_TASK REQUIREMENTS:_ How many lines of the material below contain the string "tick"? Reply with the number alone.

** start EXERCISE MATERIALS **

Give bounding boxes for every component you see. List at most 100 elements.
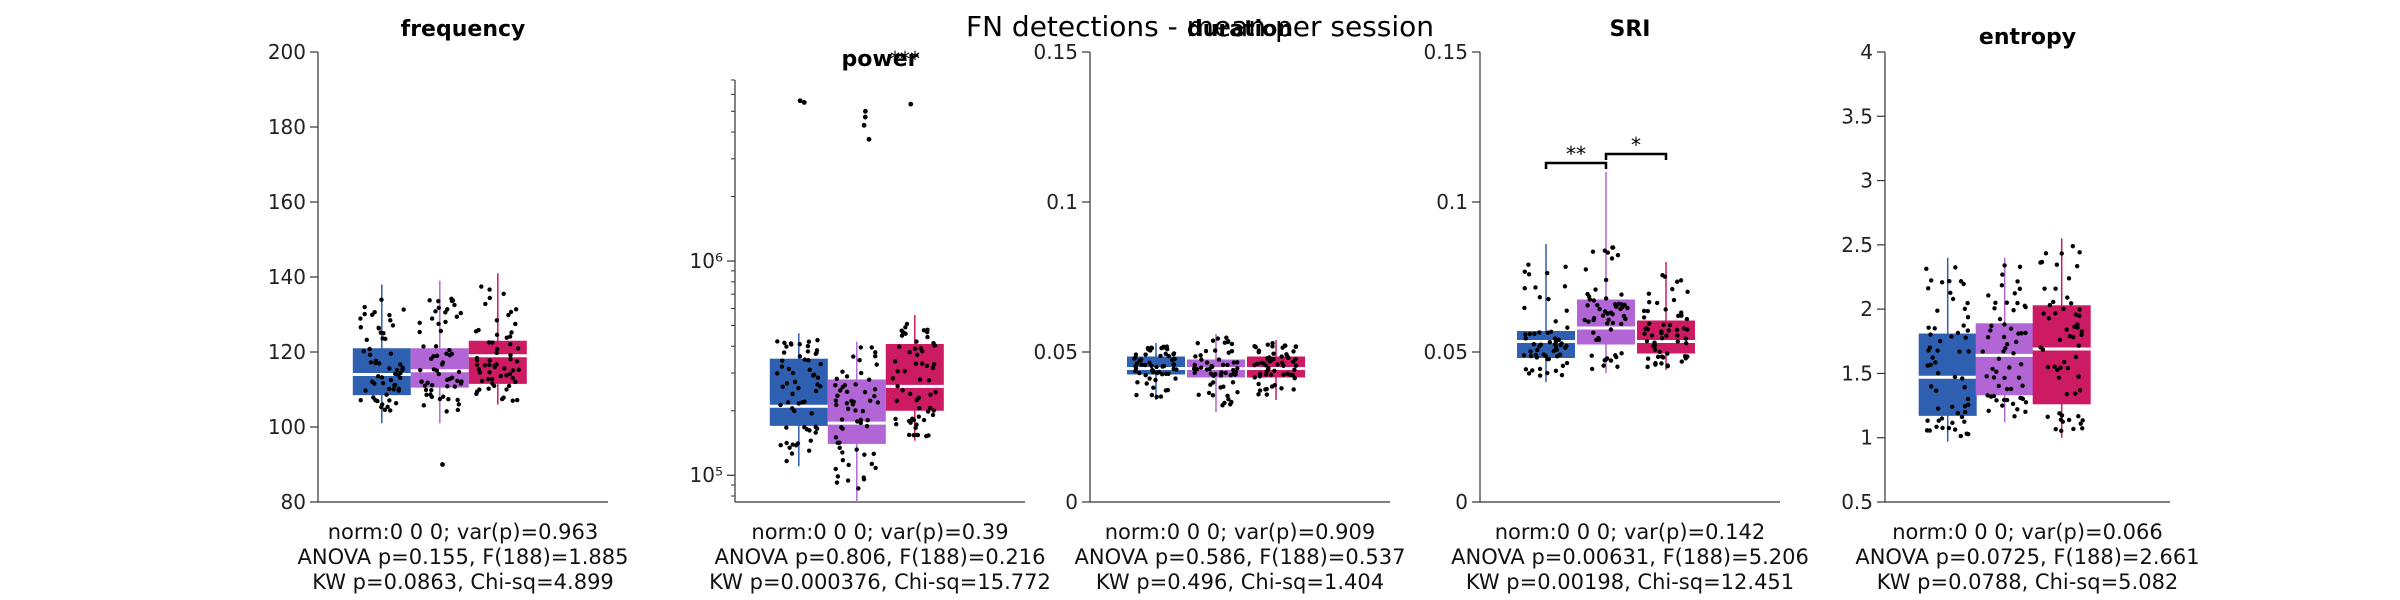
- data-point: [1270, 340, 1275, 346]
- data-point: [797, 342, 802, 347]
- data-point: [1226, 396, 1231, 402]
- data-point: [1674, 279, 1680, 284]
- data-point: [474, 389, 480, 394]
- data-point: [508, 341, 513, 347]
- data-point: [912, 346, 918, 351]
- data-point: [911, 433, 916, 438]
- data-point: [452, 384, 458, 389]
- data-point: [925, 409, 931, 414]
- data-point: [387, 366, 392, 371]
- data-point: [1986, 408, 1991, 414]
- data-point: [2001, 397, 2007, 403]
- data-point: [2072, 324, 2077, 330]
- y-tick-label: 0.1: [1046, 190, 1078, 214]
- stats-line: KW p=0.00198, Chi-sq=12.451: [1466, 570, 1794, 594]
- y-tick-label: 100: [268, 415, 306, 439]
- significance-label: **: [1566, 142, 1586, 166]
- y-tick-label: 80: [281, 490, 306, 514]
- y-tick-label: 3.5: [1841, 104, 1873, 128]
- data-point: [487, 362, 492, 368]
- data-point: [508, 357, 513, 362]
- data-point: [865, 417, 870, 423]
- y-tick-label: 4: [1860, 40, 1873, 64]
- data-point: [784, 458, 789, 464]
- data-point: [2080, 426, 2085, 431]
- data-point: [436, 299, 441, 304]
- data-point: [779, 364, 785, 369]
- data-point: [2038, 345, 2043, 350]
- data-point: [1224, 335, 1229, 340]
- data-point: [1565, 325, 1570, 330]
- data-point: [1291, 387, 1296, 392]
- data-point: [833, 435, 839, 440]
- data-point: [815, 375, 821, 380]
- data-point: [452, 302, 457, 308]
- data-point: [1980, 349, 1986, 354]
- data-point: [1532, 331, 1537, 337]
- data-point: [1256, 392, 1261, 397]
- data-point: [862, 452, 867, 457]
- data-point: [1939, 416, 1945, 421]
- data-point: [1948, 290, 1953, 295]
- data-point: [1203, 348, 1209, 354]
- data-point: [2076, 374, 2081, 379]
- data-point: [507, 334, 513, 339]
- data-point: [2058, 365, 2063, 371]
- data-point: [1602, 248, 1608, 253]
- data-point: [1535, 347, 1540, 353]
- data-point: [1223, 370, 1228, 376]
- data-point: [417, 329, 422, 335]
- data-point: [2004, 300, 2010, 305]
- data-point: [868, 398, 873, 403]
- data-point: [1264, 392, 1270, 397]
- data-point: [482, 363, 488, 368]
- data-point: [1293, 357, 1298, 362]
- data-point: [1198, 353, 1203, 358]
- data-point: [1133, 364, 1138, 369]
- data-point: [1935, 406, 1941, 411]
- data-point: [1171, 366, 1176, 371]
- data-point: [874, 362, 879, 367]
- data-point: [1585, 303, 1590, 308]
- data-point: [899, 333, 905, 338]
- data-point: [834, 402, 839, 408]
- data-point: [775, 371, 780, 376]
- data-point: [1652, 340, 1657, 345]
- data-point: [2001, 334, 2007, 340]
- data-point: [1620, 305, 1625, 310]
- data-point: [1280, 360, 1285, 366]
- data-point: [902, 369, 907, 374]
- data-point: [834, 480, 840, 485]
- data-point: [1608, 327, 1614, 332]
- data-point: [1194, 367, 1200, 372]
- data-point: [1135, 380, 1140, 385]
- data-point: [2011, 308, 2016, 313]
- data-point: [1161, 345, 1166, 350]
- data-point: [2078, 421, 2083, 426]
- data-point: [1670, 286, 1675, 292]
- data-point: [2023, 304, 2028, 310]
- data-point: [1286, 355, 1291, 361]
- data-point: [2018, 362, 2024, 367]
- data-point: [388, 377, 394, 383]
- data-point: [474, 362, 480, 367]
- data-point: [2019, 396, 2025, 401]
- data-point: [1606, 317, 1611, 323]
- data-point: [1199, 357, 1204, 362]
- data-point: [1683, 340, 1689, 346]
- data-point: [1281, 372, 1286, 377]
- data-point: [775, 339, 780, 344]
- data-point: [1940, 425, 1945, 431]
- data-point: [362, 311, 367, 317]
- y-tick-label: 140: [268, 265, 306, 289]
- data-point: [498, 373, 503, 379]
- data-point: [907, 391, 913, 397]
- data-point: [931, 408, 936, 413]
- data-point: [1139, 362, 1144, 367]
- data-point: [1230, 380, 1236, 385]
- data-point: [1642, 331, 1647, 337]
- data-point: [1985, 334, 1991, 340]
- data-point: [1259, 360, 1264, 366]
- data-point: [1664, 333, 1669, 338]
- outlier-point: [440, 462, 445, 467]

** end EXERCISE MATERIALS **

_TASK SOLUTION:_ 6